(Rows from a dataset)
=====
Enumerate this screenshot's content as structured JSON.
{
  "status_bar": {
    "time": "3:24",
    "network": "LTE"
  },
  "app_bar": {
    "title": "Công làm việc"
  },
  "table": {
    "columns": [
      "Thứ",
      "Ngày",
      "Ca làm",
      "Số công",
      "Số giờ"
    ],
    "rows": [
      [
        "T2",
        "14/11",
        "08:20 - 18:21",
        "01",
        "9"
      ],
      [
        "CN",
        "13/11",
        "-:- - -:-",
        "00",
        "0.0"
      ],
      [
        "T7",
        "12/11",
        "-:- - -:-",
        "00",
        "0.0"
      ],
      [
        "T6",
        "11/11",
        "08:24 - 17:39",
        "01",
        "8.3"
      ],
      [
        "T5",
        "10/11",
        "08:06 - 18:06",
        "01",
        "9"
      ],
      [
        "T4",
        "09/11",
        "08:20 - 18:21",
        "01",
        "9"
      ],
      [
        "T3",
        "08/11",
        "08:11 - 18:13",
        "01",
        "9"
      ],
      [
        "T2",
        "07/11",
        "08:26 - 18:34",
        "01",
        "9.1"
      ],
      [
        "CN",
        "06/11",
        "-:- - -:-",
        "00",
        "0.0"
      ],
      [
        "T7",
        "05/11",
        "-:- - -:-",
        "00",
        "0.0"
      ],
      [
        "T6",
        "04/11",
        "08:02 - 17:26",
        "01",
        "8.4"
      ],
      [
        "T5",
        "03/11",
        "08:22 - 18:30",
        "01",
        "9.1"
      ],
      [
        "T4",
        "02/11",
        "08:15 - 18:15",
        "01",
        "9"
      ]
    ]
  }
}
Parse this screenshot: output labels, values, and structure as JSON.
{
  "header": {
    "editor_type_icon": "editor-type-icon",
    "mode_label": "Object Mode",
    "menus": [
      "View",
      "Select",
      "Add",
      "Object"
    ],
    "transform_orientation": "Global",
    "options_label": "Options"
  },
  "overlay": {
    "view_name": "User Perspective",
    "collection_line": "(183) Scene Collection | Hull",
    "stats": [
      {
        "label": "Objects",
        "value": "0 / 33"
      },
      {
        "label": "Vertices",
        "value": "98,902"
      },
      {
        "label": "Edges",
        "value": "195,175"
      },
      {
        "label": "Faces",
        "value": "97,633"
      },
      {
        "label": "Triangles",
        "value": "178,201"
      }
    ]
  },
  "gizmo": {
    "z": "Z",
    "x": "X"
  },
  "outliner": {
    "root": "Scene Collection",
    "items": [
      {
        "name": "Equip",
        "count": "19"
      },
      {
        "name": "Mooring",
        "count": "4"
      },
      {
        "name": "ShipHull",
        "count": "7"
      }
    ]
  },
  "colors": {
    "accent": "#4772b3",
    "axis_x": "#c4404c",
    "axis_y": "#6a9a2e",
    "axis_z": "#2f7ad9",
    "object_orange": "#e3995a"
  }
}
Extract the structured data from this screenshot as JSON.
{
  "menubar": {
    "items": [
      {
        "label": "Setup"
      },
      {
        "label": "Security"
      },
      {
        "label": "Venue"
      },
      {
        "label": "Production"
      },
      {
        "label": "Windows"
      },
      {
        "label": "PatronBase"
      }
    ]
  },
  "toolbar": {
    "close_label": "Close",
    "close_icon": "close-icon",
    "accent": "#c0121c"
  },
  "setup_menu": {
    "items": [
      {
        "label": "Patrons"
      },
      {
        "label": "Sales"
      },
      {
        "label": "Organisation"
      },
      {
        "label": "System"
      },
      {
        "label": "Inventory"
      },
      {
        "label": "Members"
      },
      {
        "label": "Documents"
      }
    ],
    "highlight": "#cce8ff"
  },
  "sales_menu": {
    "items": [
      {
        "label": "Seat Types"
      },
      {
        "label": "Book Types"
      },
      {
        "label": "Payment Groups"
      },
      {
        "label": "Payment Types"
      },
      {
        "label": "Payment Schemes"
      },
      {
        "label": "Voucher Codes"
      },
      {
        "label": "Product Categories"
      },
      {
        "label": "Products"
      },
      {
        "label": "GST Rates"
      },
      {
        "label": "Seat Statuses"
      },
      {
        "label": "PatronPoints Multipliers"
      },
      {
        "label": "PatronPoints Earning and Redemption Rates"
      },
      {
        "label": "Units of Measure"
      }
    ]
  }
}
=====
■ **SHORT TASK**: Exactly reproduce all of the entries.

■ **EXERCISE OUTPUT**:
Enumerate this screenshot's content as structured JSON.
{
  "status_bar": {
    "time": "3:24",
    "network": "LTE"
  },
  "app_bar": {
    "title": "Công làm việc"
  },
  "table": {
    "columns": [
      "Thứ",
      "Ngày",
      "Ca làm",
      "Số công",
      "Số giờ"
    ],
    "rows": [
      [
        "T2",
        "14/11",
        "08:20 - 18:21",
        "01",
        "9"
      ],
      [
        "CN",
        "13/11",
        "-:- - -:-",
        "00",
        "0.0"
      ],
      [
        "T7",
        "12/11",
        "-:- - -:-",
        "00",
        "0.0"
      ],
      [
        "T6",
        "11/11",
        "08:24 - 17:39",
        "01",
        "8.3"
      ],
      [
        "T5",
        "10/11",
        "08:06 - 18:06",
        "01",
        "9"
      ],
      [
        "T4",
        "09/11",
        "08:20 - 18:21",
        "01",
        "9"
      ],
      [
        "T3",
        "08/11",
        "08:11 - 18:13",
        "01",
        "9"
      ],
      [
        "T2",
        "07/11",
        "08:26 - 18:34",
        "01",
        "9.1"
      ],
      [
        "CN",
        "06/11",
        "-:- - -:-",
        "00",
        "0.0"
      ],
      [
        "T7",
        "05/11",
        "-:- - -:-",
        "00",
        "0.0"
      ],
      [
        "T6",
        "04/11",
        "08:02 - 17:26",
        "01",
        "8.4"
      ],
      [
        "T5",
        "03/11",
        "08:22 - 18:30",
        "01",
        "9.1"
      ],
      [
        "T4",
        "02/11",
        "08:15 - 18:15",
        "01",
        "9"
      ]
    ]
  }
}
Parse this screenshot: output labels, values, and structure as JSON.
{
  "header": {
    "editor_type_icon": "editor-type-icon",
    "mode_label": "Object Mode",
    "menus": [
      "View",
      "Select",
      "Add",
      "Object"
    ],
    "transform_orientation": "Global",
    "options_label": "Options"
  },
  "overlay": {
    "view_name": "User Perspective",
    "collection_line": "(183) Scene Collection | Hull",
    "stats": [
      {
        "label": "Objects",
        "value": "0 / 33"
      },
      {
        "label": "Vertices",
        "value": "98,902"
      },
      {
        "label": "Edges",
        "value": "195,175"
      },
      {
        "label": "Faces",
        "value": "97,633"
      },
      {
        "label": "Triangles",
        "value": "178,201"
      }
    ]
  },
  "gizmo": {
    "z": "Z",
    "x": "X"
  },
  "outliner": {
    "root": "Scene Collection",
    "items": [
      {
        "name": "Equip",
        "count": "19"
      },
      {
        "name": "Mooring",
        "count": "4"
      },
      {
        "name": "ShipHull",
        "count": "7"
      }
    ]
  },
  "colors": {
    "accent": "#4772b3",
    "axis_x": "#c4404c",
    "axis_y": "#6a9a2e",
    "axis_z": "#2f7ad9",
    "object_orange": "#e3995a"
  }
}
Extract the structured data from this screenshot as JSON.
{
  "menubar": {
    "items": [
      {
        "label": "Setup"
      },
      {
        "label": "Security"
      },
      {
        "label": "Venue"
      },
      {
        "label": "Production"
      },
      {
        "label": "Windows"
      },
      {
        "label": "PatronBase"
      }
    ]
  },
  "toolbar": {
    "close_label": "Close",
    "close_icon": "close-icon",
    "accent": "#c0121c"
  },
  "setup_menu": {
    "items": [
      {
        "label": "Patrons"
      },
      {
        "label": "Sales"
      },
      {
        "label": "Organisation"
      },
      {
        "label": "System"
      },
      {
        "label": "Inventory"
      },
      {
        "label": "Members"
      },
      {
        "label": "Documents"
      }
    ],
    "highlight": "#cce8ff"
  },
  "sales_menu": {
    "items": [
      {
        "label": "Seat Types"
      },
      {
        "label": "Book Types"
      },
      {
        "label": "Payment Groups"
      },
      {
        "label": "Payment Types"
      },
      {
        "label": "Payment Schemes"
      },
      {
        "label": "Voucher Codes"
      },
      {
        "label": "Product Categories"
      },
      {
        "label": "Products"
      },
      {
        "label": "GST Rates"
      },
      {
        "label": "Seat Statuses"
      },
      {
        "label": "PatronPoints Multipliers"
      },
      {
        "label": "PatronPoints Earning and Redemption Rates"
      },
      {
        "label": "Units of Measure"
      }
    ]
  }
}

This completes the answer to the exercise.